* STATED PROBLEM A: In the text about towns and high-street retail, start at the words "I am convinced" and end after "No me neither.". Copy that stretch word for word.
* STATED PROBLEM B: According to the text about towns and high-street retail, how much does a business pay in business rates for every £1.00 of assumed rental value?
* STATED PROBLEM C: Keep writing the text about towns and high-street retail, starting right after its final sentence.

I am convinced that brands have to fight back by being different, not by being homogenised. I don’t want to look like the next person in the street, I want to look like me.

The future of branding is unbranded.

So the towns and cities need to fight back. Not through another pointless rebrand that will just get the local people and the local papers baying for blood, but by deciding what they stand for and then offering real incentives to drive the right people to deliver that into place.

If you want independent retailers, then the councils have to be flexible. Why not offer them rent free periods or even licenses rather than onerous long leases that scare the start ups away. If you are thinking about starting a small business, would you feel comfortable about immediately signing a lease that commits you to five years of rent payments whether it works out or not? No me neither.

Business rates could help too. At present, any business pays 48.5p for every £1.00 of assumed rental value in its business rates. So if it’s arbitrarily decided that your space should be rented at £10,000 per year, you would have to pay £4850 in business rates over and above any rental or lease payments. But again, in recessionary times, this space is worth nowhere near what it has been in the past, so there needs to be a huge degree of flexibility exercised here. If landlords are having to take almost zero rent to get retailers back into spaces, surely the rates should be calculated on what they actually pay, rather than what they should be paying in some imaginary, ideal world economy?

* RECORDED DATA:
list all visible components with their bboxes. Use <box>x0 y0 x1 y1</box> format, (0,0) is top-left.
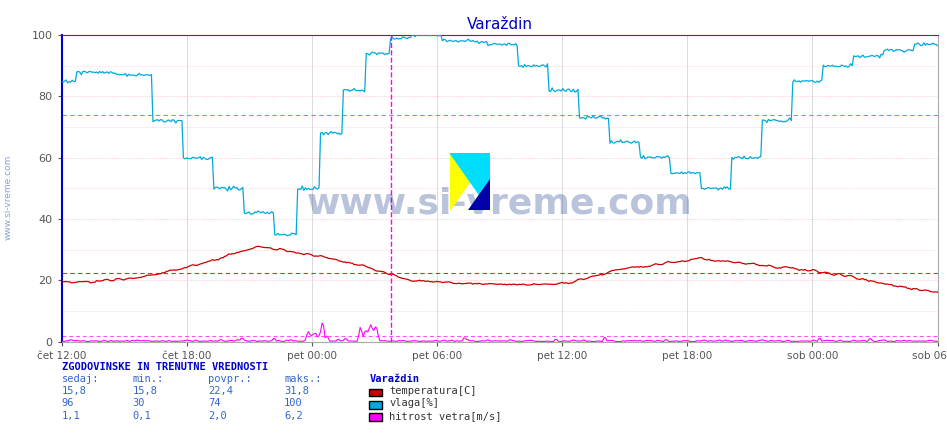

* EXPECTED ANSWER A:
I am convinced that brands have to fight back by being different, not by being homogenised. I don’t want to look like the next person in the street, I want to look like me.

The future of branding is unbranded.

So the towns and cities need to fight back. Not through another pointless rebrand that will just get the local people and the local papers baying for blood, but by deciding what they stand for and then offering real incentives to drive the right people to deliver that into place.

If you want independent retailers, then the councils have to be flexible. Why not offer them rent free periods or even licenses rather than onerous long leases that scare the start ups away. If you are thinking about starting a small business, would you feel comfortable about immediately signing a lease that commits you to five years of rent payments whether it works out or not? No me neither.

* EXPECTED ANSWER B: 48.5p

* EXPECTED ANSWER C:
Margate and Derby have a glut of retail space, so they need to make it incredibly attractive to independents to come along and give it a go, without the huge downside risk they would normally face, so that independently minded people will come back and begin to shop there. In my mind, only something as radical as this will get the spaces trading again. No amount of art in the windows will do this, but all credit to Margate for starting to make empty shops at least look more attractive.

Margate shop window art
Margate shop window art – an imaginative use of empty retail spaces

Empty spaces are self perpetuating. Fewer people will take the risks of setting up and as such, fewer people come to their to shop in the first place.

As with any recession, this is a chance for Derby and Margate to define their character. They have already sold their souls and found that it isn’t as great or profitable an experience as they once hoped. Lets hope they take this chance now to recover their fighting and independent spirit and maybe even save their souls.

Thanks to Melita Dennett for the Margate empty shop shot. More great work from her here. And to Maggie 224 for the Margate art shop  – More of her work here

Margate fights back – Rebrand or no rebrand

Margate, fresh from its appalling rebranding attempts on The Apprentice is most definitely fighting back.

I wrote this article last week and found myself defending the place quite vigorously.

By way of follow up, I have just spoken to a very helpful ‘spokesperson’ at the Tourist information centre and they report that the town was absolutely packed this weekend with thousands of families looking for the type of break that Kate’s team were promoting.

I think there are a few things to learn from this. The first is that the opposite of love isn’t hate. It’s apathy and maybe many of us had got a little apathetic about Margate and British resorts in general. Maybe this programme forced many to look again at their own prejudices and get down there and judge for themselves?

The second and perhaps most important point is that in our own experience of place branding, you need a catastrophic event to start the fight back. There were so many people being negative about the place generally that those of us who have lived there and loved it, stand up and shout back at those who put it down – particularly those who have never even been there.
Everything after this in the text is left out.